_Directions:_ Could you extract every line from the entries below and reproduce each one verbatim?

_Data section:_
· · · · ·
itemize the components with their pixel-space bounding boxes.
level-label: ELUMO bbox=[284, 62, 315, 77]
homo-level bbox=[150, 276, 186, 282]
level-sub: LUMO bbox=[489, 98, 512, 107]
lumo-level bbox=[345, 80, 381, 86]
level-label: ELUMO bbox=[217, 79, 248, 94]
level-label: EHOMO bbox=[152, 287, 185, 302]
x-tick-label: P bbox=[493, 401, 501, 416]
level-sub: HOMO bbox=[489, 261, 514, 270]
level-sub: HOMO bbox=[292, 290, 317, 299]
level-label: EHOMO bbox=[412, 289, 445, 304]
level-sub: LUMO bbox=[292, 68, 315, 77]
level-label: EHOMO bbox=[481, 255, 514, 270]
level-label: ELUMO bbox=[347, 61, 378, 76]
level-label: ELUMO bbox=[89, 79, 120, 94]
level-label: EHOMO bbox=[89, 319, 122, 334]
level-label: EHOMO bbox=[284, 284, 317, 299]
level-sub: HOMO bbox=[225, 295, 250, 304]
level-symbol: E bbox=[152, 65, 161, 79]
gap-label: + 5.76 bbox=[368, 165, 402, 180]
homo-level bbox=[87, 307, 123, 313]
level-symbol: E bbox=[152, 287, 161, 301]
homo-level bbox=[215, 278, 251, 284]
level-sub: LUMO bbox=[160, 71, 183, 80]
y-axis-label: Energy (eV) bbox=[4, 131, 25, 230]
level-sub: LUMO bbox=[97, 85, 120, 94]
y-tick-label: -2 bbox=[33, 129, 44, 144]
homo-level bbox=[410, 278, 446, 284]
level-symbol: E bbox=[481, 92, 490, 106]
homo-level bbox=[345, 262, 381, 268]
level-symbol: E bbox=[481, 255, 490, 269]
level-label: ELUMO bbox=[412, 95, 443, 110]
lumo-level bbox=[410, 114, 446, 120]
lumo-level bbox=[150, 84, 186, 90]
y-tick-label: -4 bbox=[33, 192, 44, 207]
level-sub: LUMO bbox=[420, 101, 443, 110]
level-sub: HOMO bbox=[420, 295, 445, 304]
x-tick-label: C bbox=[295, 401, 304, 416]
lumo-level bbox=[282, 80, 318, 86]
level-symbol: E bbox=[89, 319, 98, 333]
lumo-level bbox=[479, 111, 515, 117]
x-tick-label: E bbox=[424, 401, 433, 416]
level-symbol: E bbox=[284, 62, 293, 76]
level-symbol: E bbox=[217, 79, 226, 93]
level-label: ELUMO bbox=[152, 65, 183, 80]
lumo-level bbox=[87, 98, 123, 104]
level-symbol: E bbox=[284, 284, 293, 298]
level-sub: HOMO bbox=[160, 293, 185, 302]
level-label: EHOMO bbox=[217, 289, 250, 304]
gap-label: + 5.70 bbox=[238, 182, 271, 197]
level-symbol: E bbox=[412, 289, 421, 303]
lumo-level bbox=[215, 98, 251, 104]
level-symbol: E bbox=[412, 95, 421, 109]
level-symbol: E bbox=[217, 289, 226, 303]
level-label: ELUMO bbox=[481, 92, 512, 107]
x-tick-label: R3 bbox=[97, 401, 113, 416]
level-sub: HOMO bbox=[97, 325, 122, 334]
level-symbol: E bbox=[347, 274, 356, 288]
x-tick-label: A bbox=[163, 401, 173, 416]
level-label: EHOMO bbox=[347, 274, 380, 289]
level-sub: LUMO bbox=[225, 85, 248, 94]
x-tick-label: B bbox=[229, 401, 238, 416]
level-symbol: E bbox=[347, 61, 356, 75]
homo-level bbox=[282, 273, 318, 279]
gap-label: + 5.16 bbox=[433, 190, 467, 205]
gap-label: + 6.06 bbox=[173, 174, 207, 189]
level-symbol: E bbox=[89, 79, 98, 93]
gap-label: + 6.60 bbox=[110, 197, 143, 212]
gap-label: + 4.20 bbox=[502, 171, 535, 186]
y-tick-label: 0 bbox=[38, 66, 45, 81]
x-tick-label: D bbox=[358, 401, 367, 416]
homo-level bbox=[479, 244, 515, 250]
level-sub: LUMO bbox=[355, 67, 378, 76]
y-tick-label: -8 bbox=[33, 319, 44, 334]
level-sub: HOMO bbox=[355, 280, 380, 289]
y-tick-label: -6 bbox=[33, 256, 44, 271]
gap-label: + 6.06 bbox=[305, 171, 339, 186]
· · · · ·
_Correct answer:_
itemize the components with their pixel-space bounding boxes.
level-label: ELUMO bbox=[284, 62, 315, 77]
homo-level bbox=[150, 276, 186, 282]
level-sub: LUMO bbox=[489, 98, 512, 107]
lumo-level bbox=[345, 80, 381, 86]
level-label: ELUMO bbox=[217, 79, 248, 94]
level-label: EHOMO bbox=[152, 287, 185, 302]
x-tick-label: P bbox=[493, 401, 501, 416]
level-sub: HOMO bbox=[489, 261, 514, 270]
level-sub: HOMO bbox=[292, 290, 317, 299]
level-label: EHOMO bbox=[412, 289, 445, 304]
level-sub: LUMO bbox=[292, 68, 315, 77]
level-label: EHOMO bbox=[481, 255, 514, 270]
level-label: ELUMO bbox=[347, 61, 378, 76]
level-label: ELUMO bbox=[89, 79, 120, 94]
level-label: EHOMO bbox=[89, 319, 122, 334]
level-label: EHOMO bbox=[284, 284, 317, 299]
level-sub: HOMO bbox=[225, 295, 250, 304]
level-symbol: E bbox=[152, 65, 161, 79]
gap-label: + 5.76 bbox=[368, 165, 402, 180]
homo-level bbox=[87, 307, 123, 313]
level-symbol: E bbox=[152, 287, 161, 301]
homo-level bbox=[215, 278, 251, 284]
level-sub: LUMO bbox=[160, 71, 183, 80]
y-axis-label: Energy (eV) bbox=[4, 131, 25, 230]
level-sub: LUMO bbox=[97, 85, 120, 94]
y-tick-label: -2 bbox=[33, 129, 44, 144]
homo-level bbox=[410, 278, 446, 284]
level-symbol: E bbox=[481, 92, 490, 106]
homo-level bbox=[345, 262, 381, 268]
level-symbol: E bbox=[481, 255, 490, 269]
level-label: ELUMO bbox=[412, 95, 443, 110]
lumo-level bbox=[410, 114, 446, 120]
lumo-level bbox=[150, 84, 186, 90]
y-tick-label: -4 bbox=[33, 192, 44, 207]
level-sub: LUMO bbox=[420, 101, 443, 110]
level-sub: HOMO bbox=[420, 295, 445, 304]
x-tick-label: C bbox=[295, 401, 304, 416]
lumo-level bbox=[282, 80, 318, 86]
level-symbol: E bbox=[89, 319, 98, 333]
lumo-level bbox=[479, 111, 515, 117]
x-tick-label: E bbox=[424, 401, 433, 416]
level-symbol: E bbox=[284, 62, 293, 76]
level-symbol: E bbox=[217, 79, 226, 93]
level-label: ELUMO bbox=[152, 65, 183, 80]
lumo-level bbox=[87, 98, 123, 104]
level-symbol: E bbox=[284, 284, 293, 298]
level-sub: HOMO bbox=[160, 293, 185, 302]
level-label: EHOMO bbox=[217, 289, 250, 304]
gap-label: + 5.70 bbox=[238, 182, 271, 197]
level-symbol: E bbox=[412, 289, 421, 303]
lumo-level bbox=[215, 98, 251, 104]
level-symbol: E bbox=[412, 95, 421, 109]
level-symbol: E bbox=[217, 289, 226, 303]
level-label: ELUMO bbox=[481, 92, 512, 107]
x-tick-label: R3 bbox=[97, 401, 113, 416]
level-sub: HOMO bbox=[97, 325, 122, 334]
level-symbol: E bbox=[347, 274, 356, 288]
x-tick-label: A bbox=[163, 401, 173, 416]
level-label: EHOMO bbox=[347, 274, 380, 289]
level-sub: LUMO bbox=[225, 85, 248, 94]
x-tick-label: B bbox=[229, 401, 238, 416]
level-symbol: E bbox=[347, 61, 356, 75]
homo-level bbox=[282, 273, 318, 279]
gap-label: + 5.16 bbox=[433, 190, 467, 205]
gap-label: + 6.06 bbox=[173, 174, 207, 189]
level-symbol: E bbox=[89, 79, 98, 93]
gap-label: + 6.60 bbox=[110, 197, 143, 212]
gap-label: + 4.20 bbox=[502, 171, 535, 186]
y-tick-label: 0 bbox=[38, 66, 45, 81]
x-tick-label: D bbox=[358, 401, 367, 416]
homo-level bbox=[479, 244, 515, 250]
level-sub: LUMO bbox=[355, 67, 378, 76]
y-tick-label: -8 bbox=[33, 319, 44, 334]
level-sub: HOMO bbox=[355, 280, 380, 289]
y-tick-label: -6 bbox=[33, 256, 44, 271]
gap-label: + 6.06 bbox=[305, 171, 339, 186]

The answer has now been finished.